## Exercise requirements
Among the entries that follow, tally the lines with the string "cycle". Give no more than the number.

## Data
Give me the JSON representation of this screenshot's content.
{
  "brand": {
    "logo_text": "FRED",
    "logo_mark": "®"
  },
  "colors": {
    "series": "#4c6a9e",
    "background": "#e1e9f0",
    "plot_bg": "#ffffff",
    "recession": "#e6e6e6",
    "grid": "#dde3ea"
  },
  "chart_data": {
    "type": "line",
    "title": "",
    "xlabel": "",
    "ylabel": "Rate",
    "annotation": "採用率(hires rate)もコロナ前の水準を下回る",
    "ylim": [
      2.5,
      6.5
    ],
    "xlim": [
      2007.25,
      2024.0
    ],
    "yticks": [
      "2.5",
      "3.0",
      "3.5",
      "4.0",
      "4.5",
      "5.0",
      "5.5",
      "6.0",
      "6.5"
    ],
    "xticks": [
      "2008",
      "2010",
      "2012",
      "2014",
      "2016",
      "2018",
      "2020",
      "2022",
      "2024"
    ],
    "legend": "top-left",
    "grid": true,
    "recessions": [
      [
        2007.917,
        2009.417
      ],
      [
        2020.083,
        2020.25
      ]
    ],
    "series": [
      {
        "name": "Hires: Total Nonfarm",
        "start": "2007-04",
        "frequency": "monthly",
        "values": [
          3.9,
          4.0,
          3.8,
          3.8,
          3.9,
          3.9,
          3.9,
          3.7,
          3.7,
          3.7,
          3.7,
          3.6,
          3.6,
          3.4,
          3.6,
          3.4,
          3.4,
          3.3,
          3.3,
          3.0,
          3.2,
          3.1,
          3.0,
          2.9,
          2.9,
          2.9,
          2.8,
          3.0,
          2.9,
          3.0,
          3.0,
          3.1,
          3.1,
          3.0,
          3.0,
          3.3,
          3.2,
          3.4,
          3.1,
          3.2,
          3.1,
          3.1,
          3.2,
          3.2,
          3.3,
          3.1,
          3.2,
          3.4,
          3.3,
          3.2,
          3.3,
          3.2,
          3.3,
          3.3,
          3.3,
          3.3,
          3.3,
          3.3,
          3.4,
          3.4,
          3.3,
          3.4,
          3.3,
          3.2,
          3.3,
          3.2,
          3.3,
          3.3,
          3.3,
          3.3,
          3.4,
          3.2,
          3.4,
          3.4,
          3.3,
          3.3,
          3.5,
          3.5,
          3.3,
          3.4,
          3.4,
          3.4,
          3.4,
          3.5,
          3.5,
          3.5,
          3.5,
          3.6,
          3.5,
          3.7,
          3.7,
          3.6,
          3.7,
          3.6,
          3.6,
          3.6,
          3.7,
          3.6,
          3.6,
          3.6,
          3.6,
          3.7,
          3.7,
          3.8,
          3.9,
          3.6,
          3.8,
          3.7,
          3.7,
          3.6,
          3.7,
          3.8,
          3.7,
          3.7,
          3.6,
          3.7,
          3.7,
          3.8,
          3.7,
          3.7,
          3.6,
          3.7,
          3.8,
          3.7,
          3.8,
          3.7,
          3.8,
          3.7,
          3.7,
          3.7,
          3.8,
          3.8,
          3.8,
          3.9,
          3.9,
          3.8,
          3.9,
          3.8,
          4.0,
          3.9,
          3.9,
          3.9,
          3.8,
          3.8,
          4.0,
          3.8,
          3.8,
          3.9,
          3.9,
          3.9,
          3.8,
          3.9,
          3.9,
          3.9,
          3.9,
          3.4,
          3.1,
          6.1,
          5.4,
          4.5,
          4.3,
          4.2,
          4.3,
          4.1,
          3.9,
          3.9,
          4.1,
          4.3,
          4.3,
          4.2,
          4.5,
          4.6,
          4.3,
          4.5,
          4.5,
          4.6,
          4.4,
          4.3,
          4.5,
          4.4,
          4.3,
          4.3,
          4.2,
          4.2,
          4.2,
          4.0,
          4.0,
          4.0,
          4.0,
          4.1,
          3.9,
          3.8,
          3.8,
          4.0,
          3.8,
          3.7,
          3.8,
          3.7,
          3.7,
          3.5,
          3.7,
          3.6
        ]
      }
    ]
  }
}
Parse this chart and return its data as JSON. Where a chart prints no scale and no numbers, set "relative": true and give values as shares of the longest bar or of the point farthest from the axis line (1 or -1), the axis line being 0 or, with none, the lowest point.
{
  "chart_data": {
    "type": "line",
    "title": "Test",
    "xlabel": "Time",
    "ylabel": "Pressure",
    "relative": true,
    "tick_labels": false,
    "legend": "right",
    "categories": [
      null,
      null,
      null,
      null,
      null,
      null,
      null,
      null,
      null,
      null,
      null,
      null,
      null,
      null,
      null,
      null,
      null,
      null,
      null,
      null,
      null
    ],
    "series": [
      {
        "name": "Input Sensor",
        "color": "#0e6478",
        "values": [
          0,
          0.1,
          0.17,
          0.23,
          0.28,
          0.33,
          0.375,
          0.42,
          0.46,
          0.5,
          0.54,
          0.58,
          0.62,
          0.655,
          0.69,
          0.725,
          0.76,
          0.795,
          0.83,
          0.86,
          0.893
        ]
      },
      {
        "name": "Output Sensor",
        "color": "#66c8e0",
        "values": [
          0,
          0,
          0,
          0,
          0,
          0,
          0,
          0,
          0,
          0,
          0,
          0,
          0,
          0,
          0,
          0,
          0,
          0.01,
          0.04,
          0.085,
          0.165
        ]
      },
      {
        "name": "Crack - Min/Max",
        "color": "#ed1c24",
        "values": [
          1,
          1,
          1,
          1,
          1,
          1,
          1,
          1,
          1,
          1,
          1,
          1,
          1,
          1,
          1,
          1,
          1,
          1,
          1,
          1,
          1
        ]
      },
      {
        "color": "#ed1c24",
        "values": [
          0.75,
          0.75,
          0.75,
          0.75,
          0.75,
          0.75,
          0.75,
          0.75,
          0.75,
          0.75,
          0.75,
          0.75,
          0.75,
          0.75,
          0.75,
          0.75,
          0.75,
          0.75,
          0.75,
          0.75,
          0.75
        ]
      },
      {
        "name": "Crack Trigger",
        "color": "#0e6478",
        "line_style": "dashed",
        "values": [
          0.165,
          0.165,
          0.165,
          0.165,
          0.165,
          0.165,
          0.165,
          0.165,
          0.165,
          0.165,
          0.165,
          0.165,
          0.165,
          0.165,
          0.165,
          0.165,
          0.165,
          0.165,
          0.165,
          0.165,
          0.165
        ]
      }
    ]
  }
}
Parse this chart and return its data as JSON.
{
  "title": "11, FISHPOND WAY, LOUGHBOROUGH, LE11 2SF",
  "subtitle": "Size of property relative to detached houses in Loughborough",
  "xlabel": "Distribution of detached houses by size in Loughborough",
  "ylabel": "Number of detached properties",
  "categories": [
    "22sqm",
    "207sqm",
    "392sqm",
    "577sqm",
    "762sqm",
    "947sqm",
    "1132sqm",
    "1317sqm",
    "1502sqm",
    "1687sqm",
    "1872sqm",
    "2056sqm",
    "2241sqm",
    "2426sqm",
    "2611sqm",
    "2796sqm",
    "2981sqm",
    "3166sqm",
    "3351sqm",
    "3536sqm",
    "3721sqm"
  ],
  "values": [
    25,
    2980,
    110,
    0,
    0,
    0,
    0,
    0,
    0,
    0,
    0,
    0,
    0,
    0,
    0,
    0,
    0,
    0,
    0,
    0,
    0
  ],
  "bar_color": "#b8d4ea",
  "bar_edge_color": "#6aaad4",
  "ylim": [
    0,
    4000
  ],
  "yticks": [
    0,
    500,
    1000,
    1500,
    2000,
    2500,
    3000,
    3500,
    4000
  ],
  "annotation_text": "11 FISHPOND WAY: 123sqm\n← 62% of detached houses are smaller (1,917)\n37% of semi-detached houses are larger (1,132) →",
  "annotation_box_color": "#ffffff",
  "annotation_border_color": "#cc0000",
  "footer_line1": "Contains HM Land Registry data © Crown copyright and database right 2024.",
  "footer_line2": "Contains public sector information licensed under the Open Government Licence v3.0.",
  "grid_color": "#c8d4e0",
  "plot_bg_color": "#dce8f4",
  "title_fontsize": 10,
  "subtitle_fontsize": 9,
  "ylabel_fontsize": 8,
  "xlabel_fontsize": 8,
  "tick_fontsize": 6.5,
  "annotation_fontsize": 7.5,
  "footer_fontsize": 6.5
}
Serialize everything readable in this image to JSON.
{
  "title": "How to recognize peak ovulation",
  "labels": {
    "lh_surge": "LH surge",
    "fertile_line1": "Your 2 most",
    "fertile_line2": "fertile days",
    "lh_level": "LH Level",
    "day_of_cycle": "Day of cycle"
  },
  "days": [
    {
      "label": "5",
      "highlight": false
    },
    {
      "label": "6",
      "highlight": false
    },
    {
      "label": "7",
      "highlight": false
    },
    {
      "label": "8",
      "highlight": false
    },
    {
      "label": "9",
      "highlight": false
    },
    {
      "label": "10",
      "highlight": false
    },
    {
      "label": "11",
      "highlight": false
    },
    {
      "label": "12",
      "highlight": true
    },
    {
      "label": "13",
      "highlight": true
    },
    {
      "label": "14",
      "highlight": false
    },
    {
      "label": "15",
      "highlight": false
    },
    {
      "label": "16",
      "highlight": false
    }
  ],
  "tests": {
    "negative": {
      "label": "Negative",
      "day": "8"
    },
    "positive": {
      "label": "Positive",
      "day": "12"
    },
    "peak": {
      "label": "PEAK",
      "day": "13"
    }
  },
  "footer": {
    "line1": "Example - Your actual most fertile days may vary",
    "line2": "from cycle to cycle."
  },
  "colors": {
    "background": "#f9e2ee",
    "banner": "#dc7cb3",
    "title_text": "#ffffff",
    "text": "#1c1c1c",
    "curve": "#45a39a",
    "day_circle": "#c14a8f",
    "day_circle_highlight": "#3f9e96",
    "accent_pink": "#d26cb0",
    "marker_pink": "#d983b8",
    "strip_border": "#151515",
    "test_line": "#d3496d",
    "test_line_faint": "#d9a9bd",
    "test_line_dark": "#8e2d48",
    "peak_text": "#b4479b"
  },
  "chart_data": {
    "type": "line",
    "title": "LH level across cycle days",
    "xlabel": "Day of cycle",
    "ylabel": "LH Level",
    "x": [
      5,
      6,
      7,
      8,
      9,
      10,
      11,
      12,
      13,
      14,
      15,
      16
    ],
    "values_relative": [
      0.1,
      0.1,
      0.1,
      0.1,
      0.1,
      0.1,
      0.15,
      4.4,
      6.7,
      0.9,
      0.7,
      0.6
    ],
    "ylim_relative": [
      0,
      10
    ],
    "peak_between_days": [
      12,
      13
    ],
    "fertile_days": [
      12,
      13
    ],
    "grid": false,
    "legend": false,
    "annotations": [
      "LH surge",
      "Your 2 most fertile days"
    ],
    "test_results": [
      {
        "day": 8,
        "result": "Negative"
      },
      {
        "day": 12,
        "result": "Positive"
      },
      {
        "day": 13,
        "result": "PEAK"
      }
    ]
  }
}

## Worked solution
4